**Stated task:** Your copy of the material must match it exactly, except that pictures are dropped.
====== Exercise materials
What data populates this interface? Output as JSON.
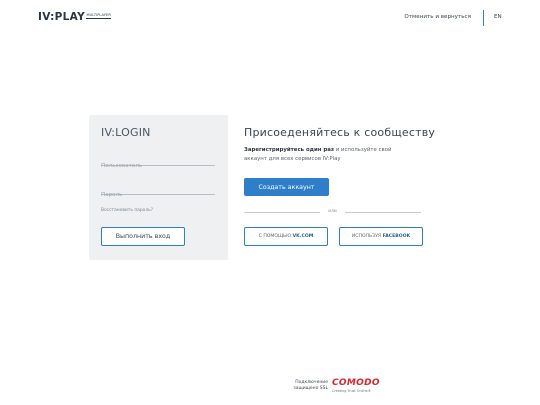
{
  "header": {
    "logo_main": "IV:PLAY",
    "logo_sub": "MULTIPLAYER",
    "cancel_link": "Отменить и вернуться",
    "lang": "EN",
    "divider_color": "#2f7ec9"
  },
  "login": {
    "title": "IV:LOGIN",
    "username_placeholder": "Пользователь",
    "password_placeholder": "Пароль",
    "restore_link": "Восстановить пароль?",
    "submit_label": "Выполнить вход"
  },
  "join": {
    "title": "Присоеденяйтесь к сообществу",
    "desc_bold": "Зарегистрируйтесь один раз",
    "desc_rest": " и используйте свой аккаунт для всех сервисов IV:Play",
    "create_button": "Создать аккаунт",
    "or": "или",
    "vk_prefix": "С ПОМОЩЬЮ",
    "vk_brand": "VK.COM",
    "fb_prefix": "ИСПОЛЬЗУЯ",
    "fb_brand": "FACEBOOK"
  },
  "footer": {
    "ssl_line1": "Подключение",
    "ssl_line2": "защищено SSL",
    "comodo_name": "COMODO",
    "comodo_tagline": "Creating Trust Online®"
  },
  "colors": {
    "accent": "#2f7ec9",
    "card_bg": "#eef0f2",
    "comodo_red": "#d8262f"
  }
}
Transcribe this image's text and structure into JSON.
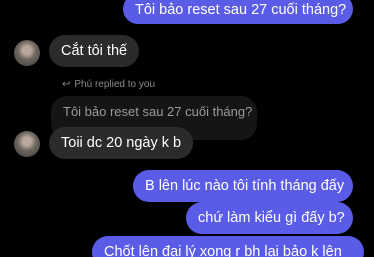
{
  "messages": {
    "m1": "Tôi bảo reset sau 27 cuối tháng?",
    "m2": "Cắt tôi thế",
    "reply_label": "Phú replied to you",
    "quoted": "Tôi bảo reset sau 27 cuối tháng?",
    "m3": "Toii dc 20 ngày k b",
    "m4": "B lên lúc nào tôi tính tháng đấy",
    "m5": "chứ làm kiểu gì đấy b?",
    "m6": "Chốt lên đại lý xong r bh lại bảo k lên"
  },
  "colors": {
    "outgoing": "#5a5ce8",
    "incoming": "#2b2b2e",
    "background": "#000000"
  },
  "icons": {
    "reply": "reply-arrow-icon",
    "avatar": "avatar"
  }
}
============
**Written reply:**
What data populates this interface? Output as JSON.
{
  "header": {
    "logo_main": "IV:PLAY",
    "logo_sub": "MULTIPLAYER",
    "cancel_link": "Отменить и вернуться",
    "lang": "EN",
    "divider_color": "#2f7ec9"
  },
  "login": {
    "title": "IV:LOGIN",
    "username_placeholder": "Пользователь",
    "password_placeholder": "Пароль",
    "restore_link": "Восстановить пароль?",
    "submit_label": "Выполнить вход"
  },
  "join": {
    "title": "Присоеденяйтесь к сообществу",
    "desc_bold": "Зарегистрируйтесь один раз",
    "desc_rest": " и используйте свой аккаунт для всех сервисов IV:Play",
    "create_button": "Создать аккаунт",
    "or": "или",
    "vk_prefix": "С ПОМОЩЬЮ",
    "vk_brand": "VK.COM",
    "fb_prefix": "ИСПОЛЬЗУЯ",
    "fb_brand": "FACEBOOK"
  },
  "footer": {
    "ssl_line1": "Подключение",
    "ssl_line2": "защищено SSL",
    "comodo_name": "COMODO",
    "comodo_tagline": "Creating Trust Online®"
  },
  "colors": {
    "accent": "#2f7ec9",
    "card_bg": "#eef0f2",
    "comodo_red": "#d8262f"
  }
}
Transcribe this image's text and structure into JSON.
{
  "messages": {
    "m1": "Tôi bảo reset sau 27 cuối tháng?",
    "m2": "Cắt tôi thế",
    "reply_label": "Phú replied to you",
    "quoted": "Tôi bảo reset sau 27 cuối tháng?",
    "m3": "Toii dc 20 ngày k b",
    "m4": "B lên lúc nào tôi tính tháng đấy",
    "m5": "chứ làm kiểu gì đấy b?",
    "m6": "Chốt lên đại lý xong r bh lại bảo k lên"
  },
  "colors": {
    "outgoing": "#5a5ce8",
    "incoming": "#2b2b2e",
    "background": "#000000"
  },
  "icons": {
    "reply": "reply-arrow-icon",
    "avatar": "avatar"
  }
}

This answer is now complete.